* Data shown
● ● ● ●

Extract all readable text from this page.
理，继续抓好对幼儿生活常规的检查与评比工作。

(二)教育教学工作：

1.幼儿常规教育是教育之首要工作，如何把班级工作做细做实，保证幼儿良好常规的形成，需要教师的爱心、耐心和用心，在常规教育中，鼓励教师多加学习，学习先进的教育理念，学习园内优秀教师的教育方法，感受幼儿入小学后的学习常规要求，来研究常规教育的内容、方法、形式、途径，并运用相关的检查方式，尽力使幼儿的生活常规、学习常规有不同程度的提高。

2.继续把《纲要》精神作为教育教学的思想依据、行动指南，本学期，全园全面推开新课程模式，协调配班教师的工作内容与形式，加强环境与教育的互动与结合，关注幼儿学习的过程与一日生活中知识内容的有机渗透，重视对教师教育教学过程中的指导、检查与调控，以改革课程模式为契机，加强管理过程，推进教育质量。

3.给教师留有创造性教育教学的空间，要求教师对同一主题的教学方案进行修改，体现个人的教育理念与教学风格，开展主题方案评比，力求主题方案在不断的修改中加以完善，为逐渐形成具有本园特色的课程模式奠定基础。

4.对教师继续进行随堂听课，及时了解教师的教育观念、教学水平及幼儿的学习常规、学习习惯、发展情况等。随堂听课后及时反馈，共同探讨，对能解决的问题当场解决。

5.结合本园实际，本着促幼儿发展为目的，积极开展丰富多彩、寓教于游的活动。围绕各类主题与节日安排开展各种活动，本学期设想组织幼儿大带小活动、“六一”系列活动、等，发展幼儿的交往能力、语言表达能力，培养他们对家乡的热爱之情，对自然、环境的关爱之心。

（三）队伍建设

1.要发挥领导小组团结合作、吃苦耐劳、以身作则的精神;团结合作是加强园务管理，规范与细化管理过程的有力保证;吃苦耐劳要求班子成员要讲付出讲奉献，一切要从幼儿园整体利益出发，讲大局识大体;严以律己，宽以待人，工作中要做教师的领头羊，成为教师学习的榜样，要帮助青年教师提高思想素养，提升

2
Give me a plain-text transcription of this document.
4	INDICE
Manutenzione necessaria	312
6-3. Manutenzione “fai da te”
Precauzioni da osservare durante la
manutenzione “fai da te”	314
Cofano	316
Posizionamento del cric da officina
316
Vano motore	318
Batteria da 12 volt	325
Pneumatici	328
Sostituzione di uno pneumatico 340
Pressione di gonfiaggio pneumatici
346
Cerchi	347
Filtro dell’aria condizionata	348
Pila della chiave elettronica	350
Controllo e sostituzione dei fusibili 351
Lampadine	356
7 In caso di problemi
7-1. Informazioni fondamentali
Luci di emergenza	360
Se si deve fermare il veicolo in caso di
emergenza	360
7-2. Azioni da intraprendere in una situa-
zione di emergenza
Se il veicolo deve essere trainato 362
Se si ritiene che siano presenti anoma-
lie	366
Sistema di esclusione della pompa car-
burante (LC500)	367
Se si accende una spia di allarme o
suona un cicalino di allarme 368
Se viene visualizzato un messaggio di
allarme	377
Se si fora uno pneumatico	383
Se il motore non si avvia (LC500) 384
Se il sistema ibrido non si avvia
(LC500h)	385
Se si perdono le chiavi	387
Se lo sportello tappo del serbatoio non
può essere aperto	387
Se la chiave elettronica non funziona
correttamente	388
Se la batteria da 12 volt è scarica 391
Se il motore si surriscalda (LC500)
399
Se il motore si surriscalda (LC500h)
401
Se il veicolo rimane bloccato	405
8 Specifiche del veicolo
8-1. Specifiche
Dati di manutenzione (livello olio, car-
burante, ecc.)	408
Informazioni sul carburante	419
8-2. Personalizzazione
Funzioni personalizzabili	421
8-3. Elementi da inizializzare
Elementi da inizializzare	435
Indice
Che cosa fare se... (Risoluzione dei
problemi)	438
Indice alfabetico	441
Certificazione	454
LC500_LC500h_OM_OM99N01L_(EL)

● ● ● ●

Reproduce the full listing word for word.

* Written solution
Extract all readable text from this page.
理，继续抓好对幼儿生活常规的检查与评比工作。

(二)教育教学工作：

1.幼儿常规教育是教育之首要工作，如何把班级工作做细做实，保证幼儿良好常规的形成，需要教师的爱心、耐心和用心，在常规教育中，鼓励教师多加学习，学习先进的教育理念，学习园内优秀教师的教育方法，感受幼儿入小学后的学习常规要求，来研究常规教育的内容、方法、形式、途径，并运用相关的检查方式，尽力使幼儿的生活常规、学习常规有不同程度的提高。

2.继续把《纲要》精神作为教育教学的思想依据、行动指南，本学期，全园全面推开新课程模式，协调配班教师的工作内容与形式，加强环境与教育的互动与结合，关注幼儿学习的过程与一日生活中知识内容的有机渗透，重视对教师教育教学过程中的指导、检查与调控，以改革课程模式为契机，加强管理过程，推进教育质量。

3.给教师留有创造性教育教学的空间，要求教师对同一主题的教学方案进行修改，体现个人的教育理念与教学风格，开展主题方案评比，力求主题方案在不断的修改中加以完善，为逐渐形成具有本园特色的课程模式奠定基础。

4.对教师继续进行随堂听课，及时了解教师的教育观念、教学水平及幼儿的学习常规、学习习惯、发展情况等。随堂听课后及时反馈，共同探讨，对能解决的问题当场解决。

5.结合本园实际，本着促幼儿发展为目的，积极开展丰富多彩、寓教于游的活动。围绕各类主题与节日安排开展各种活动，本学期设想组织幼儿大带小活动、“六一”系列活动、等，发展幼儿的交往能力、语言表达能力，培养他们对家乡的热爱之情，对自然、环境的关爱之心。

（三）队伍建设

1.要发挥领导小组团结合作、吃苦耐劳、以身作则的精神;团结合作是加强园务管理，规范与细化管理过程的有力保证;吃苦耐劳要求班子成员要讲付出讲奉献，一切要从幼儿园整体利益出发，讲大局识大体;严以律己，宽以待人，工作中要做教师的领头羊，成为教师学习的榜样，要帮助青年教师提高思想素养，提升

2
Give me a plain-text transcription of this document.
4	INDICE
Manutenzione necessaria	312
6-3. Manutenzione “fai da te”
Precauzioni da osservare durante la
manutenzione “fai da te”	314
Cofano	316
Posizionamento del cric da officina
316
Vano motore	318
Batteria da 12 volt	325
Pneumatici	328
Sostituzione di uno pneumatico 340
Pressione di gonfiaggio pneumatici
346
Cerchi	347
Filtro dell’aria condizionata	348
Pila della chiave elettronica	350
Controllo e sostituzione dei fusibili 351
Lampadine	356
7 In caso di problemi
7-1. Informazioni fondamentali
Luci di emergenza	360
Se si deve fermare il veicolo in caso di
emergenza	360
7-2. Azioni da intraprendere in una situa-
zione di emergenza
Se il veicolo deve essere trainato 362
Se si ritiene che siano presenti anoma-
lie	366
Sistema di esclusione della pompa car-
burante (LC500)	367
Se si accende una spia di allarme o
suona un cicalino di allarme 368
Se viene visualizzato un messaggio di
allarme	377
Se si fora uno pneumatico	383
Se il motore non si avvia (LC500) 384
Se il sistema ibrido non si avvia
(LC500h)	385
Se si perdono le chiavi	387
Se lo sportello tappo del serbatoio non
può essere aperto	387
Se la chiave elettronica non funziona
correttamente	388
Se la batteria da 12 volt è scarica 391
Se il motore si surriscalda (LC500)
399
Se il motore si surriscalda (LC500h)
401
Se il veicolo rimane bloccato	405
8 Specifiche del veicolo
8-1. Specifiche
Dati di manutenzione (livello olio, car-
burante, ecc.)	408
Informazioni sul carburante	419
8-2. Personalizzazione
Funzioni personalizzabili	421
8-3. Elementi da inizializzare
Elementi da inizializzare	435
Indice
Che cosa fare se... (Risoluzione dei
problemi)	438
Indice alfabetico	441
Certificazione	454
LC500_LC500h_OM_OM99N01L_(EL)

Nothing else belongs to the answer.